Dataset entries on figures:
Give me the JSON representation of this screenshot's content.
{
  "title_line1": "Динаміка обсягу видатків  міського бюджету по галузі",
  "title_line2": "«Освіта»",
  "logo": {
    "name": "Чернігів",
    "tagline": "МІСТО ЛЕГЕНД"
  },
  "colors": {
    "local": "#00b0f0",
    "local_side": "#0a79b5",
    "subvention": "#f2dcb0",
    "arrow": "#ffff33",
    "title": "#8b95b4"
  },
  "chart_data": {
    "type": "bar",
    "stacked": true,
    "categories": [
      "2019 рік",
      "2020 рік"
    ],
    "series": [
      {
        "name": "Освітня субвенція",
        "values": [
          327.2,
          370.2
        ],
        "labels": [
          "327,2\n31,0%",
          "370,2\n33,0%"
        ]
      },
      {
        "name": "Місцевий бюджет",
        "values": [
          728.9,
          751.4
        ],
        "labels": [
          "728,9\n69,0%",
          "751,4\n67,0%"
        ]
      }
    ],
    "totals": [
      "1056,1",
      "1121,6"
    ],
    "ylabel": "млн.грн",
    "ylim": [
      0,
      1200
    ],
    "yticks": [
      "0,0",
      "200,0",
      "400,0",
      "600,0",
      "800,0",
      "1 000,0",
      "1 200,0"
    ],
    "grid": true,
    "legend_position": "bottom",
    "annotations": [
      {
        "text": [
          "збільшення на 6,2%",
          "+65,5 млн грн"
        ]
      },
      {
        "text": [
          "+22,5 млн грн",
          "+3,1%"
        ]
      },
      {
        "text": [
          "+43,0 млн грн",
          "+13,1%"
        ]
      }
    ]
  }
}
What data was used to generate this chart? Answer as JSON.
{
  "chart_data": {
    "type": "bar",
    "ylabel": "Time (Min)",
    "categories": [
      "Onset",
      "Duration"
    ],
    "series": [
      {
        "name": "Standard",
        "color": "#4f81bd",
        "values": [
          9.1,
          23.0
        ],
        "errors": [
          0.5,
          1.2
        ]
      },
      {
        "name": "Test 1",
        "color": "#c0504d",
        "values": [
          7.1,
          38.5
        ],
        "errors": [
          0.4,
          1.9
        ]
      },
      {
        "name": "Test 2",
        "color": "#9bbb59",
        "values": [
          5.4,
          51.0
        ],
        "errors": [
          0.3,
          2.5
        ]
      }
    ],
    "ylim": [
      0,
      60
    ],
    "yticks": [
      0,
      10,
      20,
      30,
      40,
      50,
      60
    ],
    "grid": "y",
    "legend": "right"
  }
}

* * *

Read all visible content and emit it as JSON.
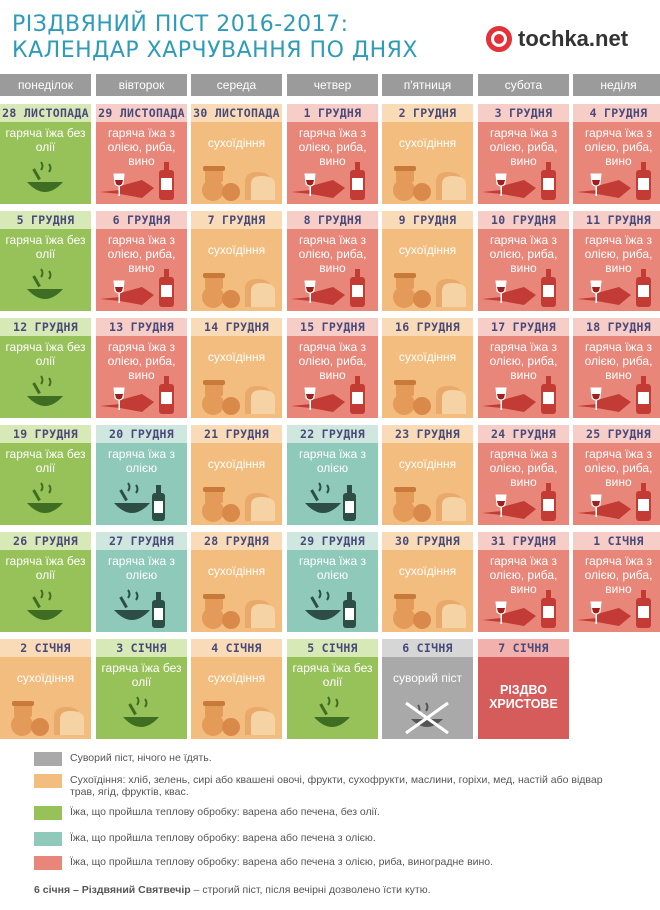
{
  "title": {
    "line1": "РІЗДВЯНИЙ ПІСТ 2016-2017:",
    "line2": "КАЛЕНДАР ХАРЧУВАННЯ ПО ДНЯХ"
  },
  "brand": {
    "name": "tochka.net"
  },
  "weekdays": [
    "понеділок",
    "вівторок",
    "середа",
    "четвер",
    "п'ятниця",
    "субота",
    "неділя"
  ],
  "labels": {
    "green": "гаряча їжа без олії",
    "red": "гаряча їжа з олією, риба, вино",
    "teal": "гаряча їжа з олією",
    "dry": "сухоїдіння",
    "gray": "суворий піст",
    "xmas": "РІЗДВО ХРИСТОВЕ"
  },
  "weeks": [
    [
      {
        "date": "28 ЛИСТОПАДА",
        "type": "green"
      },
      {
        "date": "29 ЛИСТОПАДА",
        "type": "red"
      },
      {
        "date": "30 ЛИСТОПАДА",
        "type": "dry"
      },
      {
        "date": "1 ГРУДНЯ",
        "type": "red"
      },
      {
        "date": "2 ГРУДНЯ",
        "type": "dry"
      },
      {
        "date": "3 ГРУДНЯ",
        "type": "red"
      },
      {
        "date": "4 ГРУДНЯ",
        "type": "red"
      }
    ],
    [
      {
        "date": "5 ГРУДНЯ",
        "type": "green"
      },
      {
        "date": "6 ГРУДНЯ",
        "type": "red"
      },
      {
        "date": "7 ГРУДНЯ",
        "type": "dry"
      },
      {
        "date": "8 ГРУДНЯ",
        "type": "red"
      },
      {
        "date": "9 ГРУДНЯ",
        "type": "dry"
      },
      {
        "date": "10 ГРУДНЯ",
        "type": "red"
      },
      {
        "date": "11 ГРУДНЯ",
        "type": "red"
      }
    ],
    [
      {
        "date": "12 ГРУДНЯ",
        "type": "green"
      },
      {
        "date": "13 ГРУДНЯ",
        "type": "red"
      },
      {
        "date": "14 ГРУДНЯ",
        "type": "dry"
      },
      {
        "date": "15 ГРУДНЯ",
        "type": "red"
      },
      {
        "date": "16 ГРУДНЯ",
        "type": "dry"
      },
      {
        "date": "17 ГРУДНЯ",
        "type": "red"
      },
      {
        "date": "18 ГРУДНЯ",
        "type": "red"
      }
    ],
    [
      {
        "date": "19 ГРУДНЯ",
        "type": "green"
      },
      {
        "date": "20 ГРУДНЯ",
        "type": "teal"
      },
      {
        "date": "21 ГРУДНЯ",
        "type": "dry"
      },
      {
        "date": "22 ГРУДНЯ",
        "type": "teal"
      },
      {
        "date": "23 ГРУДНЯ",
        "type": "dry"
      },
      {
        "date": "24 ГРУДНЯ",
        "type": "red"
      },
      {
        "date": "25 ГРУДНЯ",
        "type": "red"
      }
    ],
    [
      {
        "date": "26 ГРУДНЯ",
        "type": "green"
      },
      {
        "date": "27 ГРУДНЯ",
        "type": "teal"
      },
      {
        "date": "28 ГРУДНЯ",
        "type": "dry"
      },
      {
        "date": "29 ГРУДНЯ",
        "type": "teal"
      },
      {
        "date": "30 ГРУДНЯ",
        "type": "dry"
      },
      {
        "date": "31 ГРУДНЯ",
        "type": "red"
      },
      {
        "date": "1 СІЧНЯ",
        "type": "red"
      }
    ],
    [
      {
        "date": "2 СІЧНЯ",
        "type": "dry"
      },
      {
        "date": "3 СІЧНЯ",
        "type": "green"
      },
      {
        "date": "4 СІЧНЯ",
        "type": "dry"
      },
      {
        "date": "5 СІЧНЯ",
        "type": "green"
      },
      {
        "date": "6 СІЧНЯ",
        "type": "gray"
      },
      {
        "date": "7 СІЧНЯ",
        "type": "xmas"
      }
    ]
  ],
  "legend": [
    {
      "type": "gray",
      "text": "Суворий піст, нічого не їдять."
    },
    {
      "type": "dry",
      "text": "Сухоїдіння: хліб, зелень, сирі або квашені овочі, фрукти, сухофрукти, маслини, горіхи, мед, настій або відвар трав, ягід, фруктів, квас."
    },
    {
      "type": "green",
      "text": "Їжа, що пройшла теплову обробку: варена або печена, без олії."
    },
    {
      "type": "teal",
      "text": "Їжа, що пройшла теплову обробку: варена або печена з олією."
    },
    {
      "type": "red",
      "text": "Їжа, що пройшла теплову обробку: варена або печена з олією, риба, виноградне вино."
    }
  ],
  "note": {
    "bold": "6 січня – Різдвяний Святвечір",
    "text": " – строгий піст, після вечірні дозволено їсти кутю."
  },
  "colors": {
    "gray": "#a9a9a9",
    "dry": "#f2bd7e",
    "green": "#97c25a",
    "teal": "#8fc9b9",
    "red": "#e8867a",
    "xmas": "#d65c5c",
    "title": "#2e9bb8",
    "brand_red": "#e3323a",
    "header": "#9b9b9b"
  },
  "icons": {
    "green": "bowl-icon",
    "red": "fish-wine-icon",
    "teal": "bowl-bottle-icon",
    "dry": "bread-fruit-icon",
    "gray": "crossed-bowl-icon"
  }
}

▶ _Work to be completed_: Each line that has the word "олії" should be copied.

▶ _Expected output_:
    "green": "гаряча їжа без олії",
      "text": "Їжа, що пройшла теплову обробку: варена або печена, без олії."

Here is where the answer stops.